**Problem description:**
Change these lines by replacing "mouse-pointer-icon" with "cursor-icon" everywhere it appears, leaving all other text unchanged and omitting the pictures from your answer.

=== Excerpted data ===

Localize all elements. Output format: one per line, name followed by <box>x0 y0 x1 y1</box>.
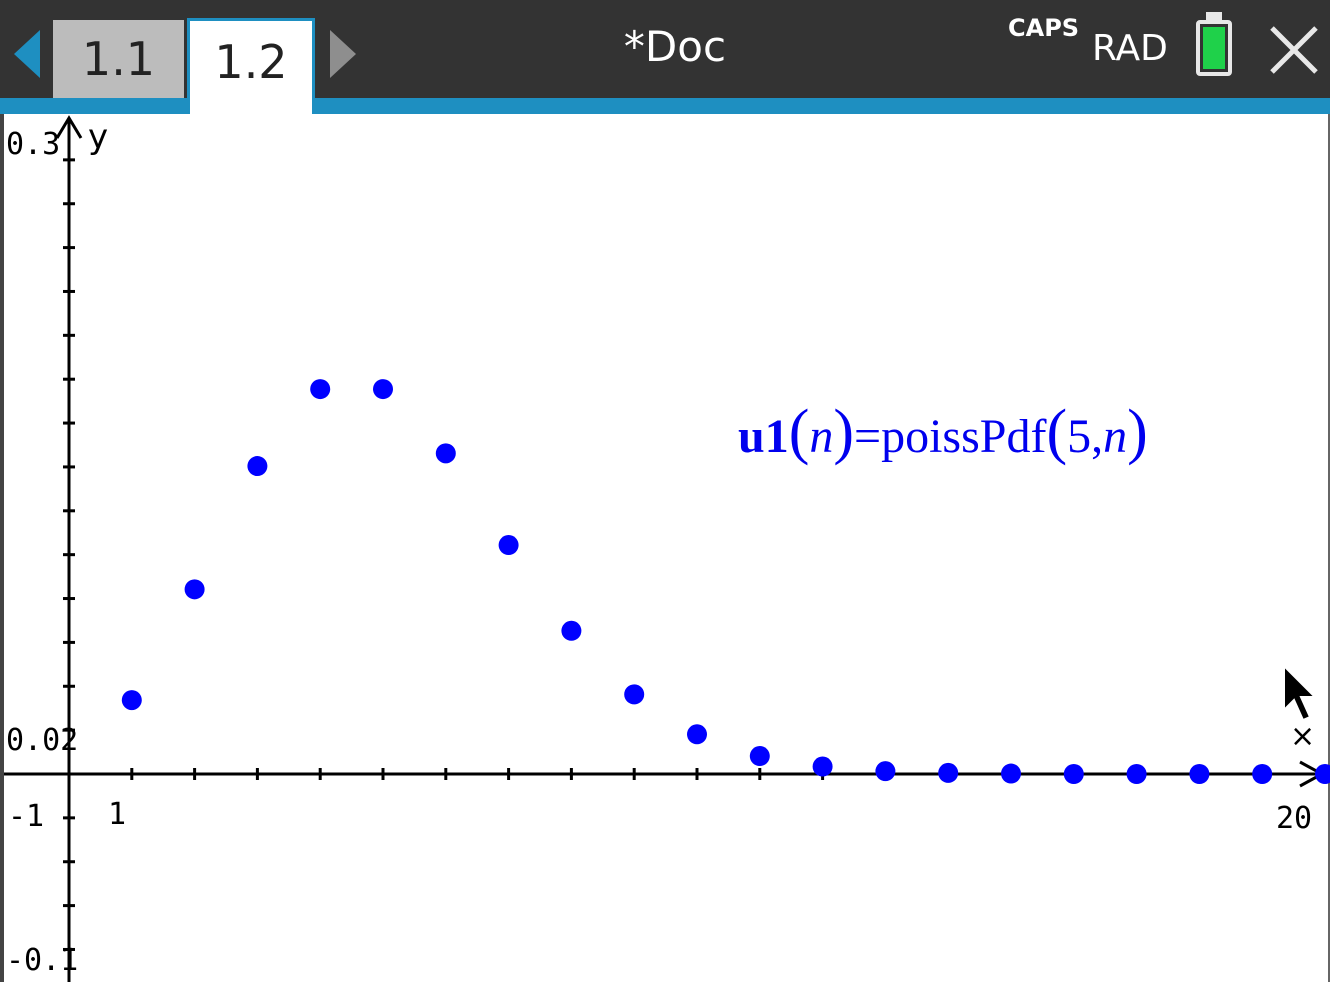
graph-area[interactable]: y 0.3 0.02 -1 1 20 -0.1 × u1(n)=poissPdf… <box>0 114 1330 982</box>
xmax-label: 20 <box>1276 801 1312 836</box>
tab-label: 1.1 <box>81 32 156 86</box>
data-point[interactable] <box>812 756 833 777</box>
data-point[interactable] <box>561 620 582 641</box>
data-point[interactable] <box>1252 764 1273 784</box>
data-point[interactable] <box>435 443 456 464</box>
xscale-label: 1 <box>108 797 126 832</box>
data-point[interactable] <box>749 746 770 767</box>
data-point[interactable] <box>687 724 707 745</box>
document-title: *Doc <box>623 22 727 71</box>
angle-mode-indicator: RAD <box>1092 28 1168 69</box>
y-axis-arrow-icon <box>55 115 83 139</box>
next-tab-arrow-icon[interactable] <box>330 30 356 78</box>
data-point[interactable] <box>121 690 142 711</box>
right-border <box>1328 114 1330 982</box>
data-point[interactable] <box>184 579 205 600</box>
battery-icon <box>1196 20 1232 76</box>
data-point[interactable] <box>247 456 268 477</box>
data-point[interactable] <box>938 762 959 783</box>
data-point[interactable] <box>1063 764 1084 784</box>
previous-tab-arrow-icon[interactable] <box>14 30 40 78</box>
battery-level <box>1203 27 1225 69</box>
data-point[interactable] <box>1126 764 1147 784</box>
function-parameters: 5, <box>1067 410 1103 463</box>
function-argument: n <box>1103 410 1127 463</box>
x-axis-marker: × <box>1290 719 1315 754</box>
function-label[interactable]: u1(n)=poissPdf(5,n) <box>738 398 1148 466</box>
data-points[interactable] <box>121 379 1330 784</box>
data-point[interactable] <box>310 379 331 400</box>
function-expression: =poissPdf <box>854 410 1046 463</box>
data-point[interactable] <box>1189 764 1210 784</box>
tab-label: 1.2 <box>214 35 288 89</box>
data-point[interactable] <box>1001 763 1021 784</box>
mouse-pointer-icon <box>1283 663 1318 722</box>
close-icon[interactable] <box>1266 22 1322 78</box>
ymax-label: 0.3 <box>6 127 60 162</box>
y-axis-label: y <box>88 117 108 157</box>
caps-indicator: CAPS <box>1008 14 1080 42</box>
yscale-label: 0.02 <box>6 723 78 758</box>
data-point[interactable] <box>498 535 519 556</box>
tab-accent-line <box>0 98 1330 114</box>
function-argument: n <box>809 410 833 463</box>
axes <box>4 115 1326 982</box>
left-border <box>0 114 4 982</box>
tab-1-2[interactable]: 1.2 <box>187 18 315 114</box>
data-point[interactable] <box>373 379 393 400</box>
data-point[interactable] <box>1315 764 1330 784</box>
ymin-label: -0.1 <box>6 943 78 978</box>
data-point[interactable] <box>624 684 645 705</box>
data-point[interactable] <box>875 761 896 782</box>
xmin-label: -1 <box>8 799 44 834</box>
function-name: u1 <box>738 410 789 463</box>
axis-ticks <box>63 158 1327 951</box>
tab-1-1[interactable]: 1.1 <box>53 20 184 98</box>
battery-icon-cap <box>1206 12 1222 20</box>
svg-text:u1(n)=poissPdf(5,n): u1(n)=poissPdf(5,n) <box>738 398 1148 466</box>
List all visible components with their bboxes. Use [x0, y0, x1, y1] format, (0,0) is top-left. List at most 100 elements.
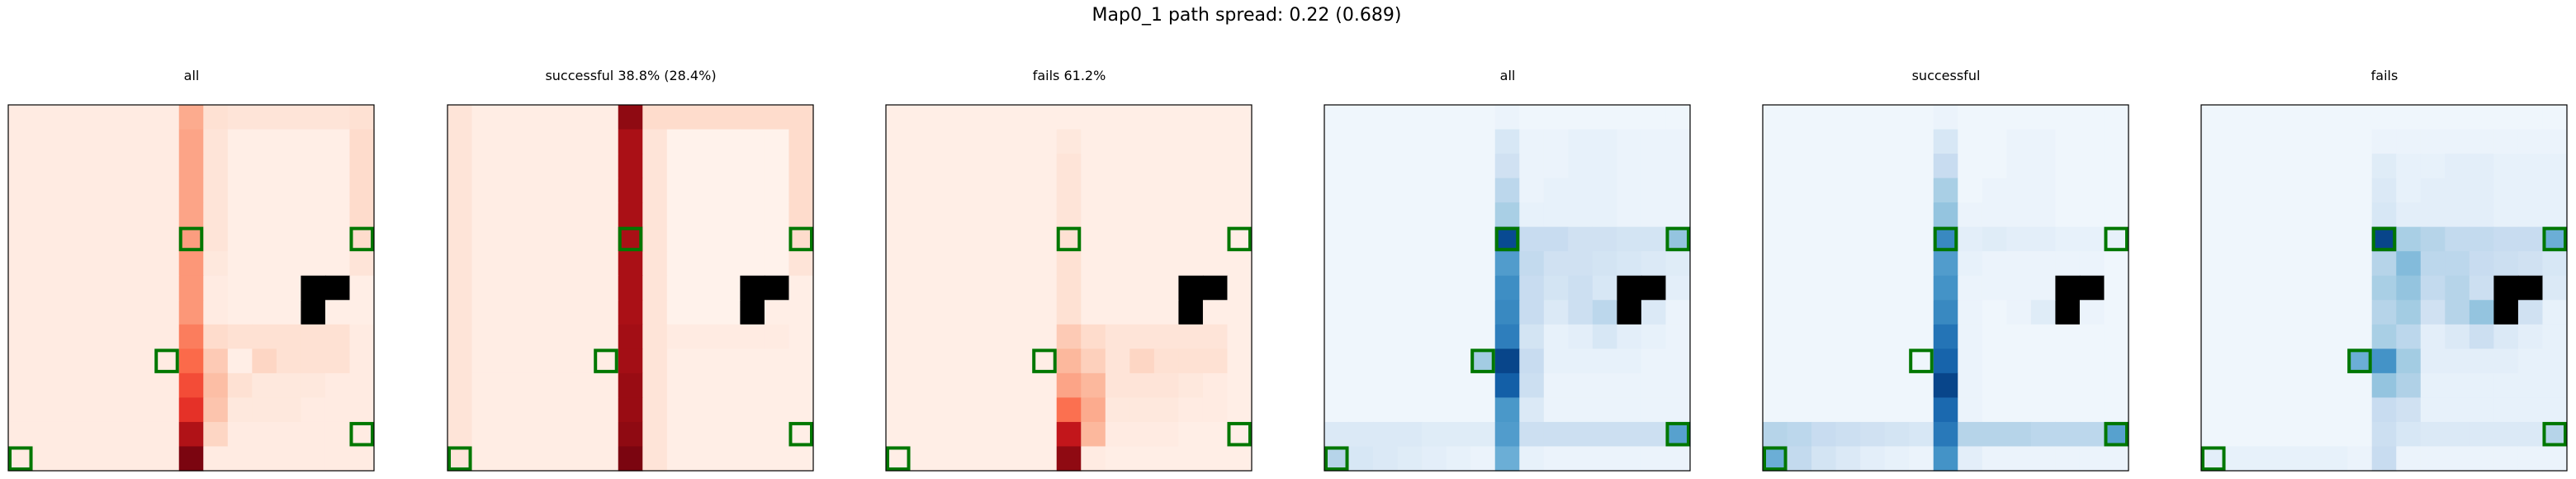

===

**Complete response:**
Localize all elements. Output format: one per line, name followed by <box>x0 y0 x1 y1</box>.
graph-area[interactable]: y 0.3 0.02 -1 1 20 -0.1 × u1(n)=poissPdf… <box>0 114 1330 982</box>
xmax-label: 20 <box>1276 801 1312 836</box>
tab-label: 1.1 <box>81 32 156 86</box>
data-point[interactable] <box>812 756 833 777</box>
data-point[interactable] <box>561 620 582 641</box>
data-point[interactable] <box>1252 764 1273 784</box>
data-point[interactable] <box>435 443 456 464</box>
xscale-label: 1 <box>108 797 126 832</box>
data-point[interactable] <box>749 746 770 767</box>
data-point[interactable] <box>687 724 707 745</box>
document-title: *Doc <box>623 22 727 71</box>
angle-mode-indicator: RAD <box>1092 28 1168 69</box>
y-axis-arrow-icon <box>55 115 83 139</box>
next-tab-arrow-icon[interactable] <box>330 30 356 78</box>
data-point[interactable] <box>121 690 142 711</box>
right-border <box>1328 114 1330 982</box>
data-point[interactable] <box>184 579 205 600</box>
battery-icon <box>1196 20 1232 76</box>
data-point[interactable] <box>247 456 268 477</box>
data-point[interactable] <box>938 762 959 783</box>
data-point[interactable] <box>1063 764 1084 784</box>
previous-tab-arrow-icon[interactable] <box>14 30 40 78</box>
battery-level <box>1203 27 1225 69</box>
data-point[interactable] <box>1126 764 1147 784</box>
function-parameters: 5, <box>1067 410 1103 463</box>
function-argument: n <box>1103 410 1127 463</box>
x-axis-marker: × <box>1290 719 1315 754</box>
function-label[interactable]: u1(n)=poissPdf(5,n) <box>738 398 1148 466</box>
data-points[interactable] <box>121 379 1330 784</box>
data-point[interactable] <box>310 379 331 400</box>
function-expression: =poissPdf <box>854 410 1046 463</box>
data-point[interactable] <box>1189 764 1210 784</box>
tab-label: 1.2 <box>214 35 288 89</box>
data-point[interactable] <box>1001 763 1021 784</box>
cursor-icon <box>1283 663 1318 722</box>
close-icon[interactable] <box>1266 22 1322 78</box>
ymax-label: 0.3 <box>6 127 60 162</box>
y-axis-label: y <box>88 117 108 157</box>
caps-indicator: CAPS <box>1008 14 1080 42</box>
yscale-label: 0.02 <box>6 723 78 758</box>
data-point[interactable] <box>498 535 519 556</box>
tab-accent-line <box>0 98 1330 114</box>
function-argument: n <box>809 410 833 463</box>
axes <box>4 115 1326 982</box>
left-border <box>0 114 4 982</box>
tab-1-2[interactable]: 1.2 <box>187 18 315 114</box>
data-point[interactable] <box>373 379 393 400</box>
data-point[interactable] <box>1315 764 1330 784</box>
ymin-label: -0.1 <box>6 943 78 978</box>
data-point[interactable] <box>624 684 645 705</box>
data-point[interactable] <box>875 761 896 782</box>
xmin-label: -1 <box>8 799 44 834</box>
function-name: u1 <box>738 410 789 463</box>
axis-ticks <box>63 158 1327 951</box>
tab-1-1[interactable]: 1.1 <box>53 20 184 98</box>
battery-icon-cap <box>1206 12 1222 20</box>
svg-text:u1(n)=poissPdf(5,n): u1(n)=poissPdf(5,n) <box>738 398 1148 466</box>
List all visible components with their bboxes. Use [x0, y0, x1, y1] format, (0,0) is top-left. List at most 100 elements.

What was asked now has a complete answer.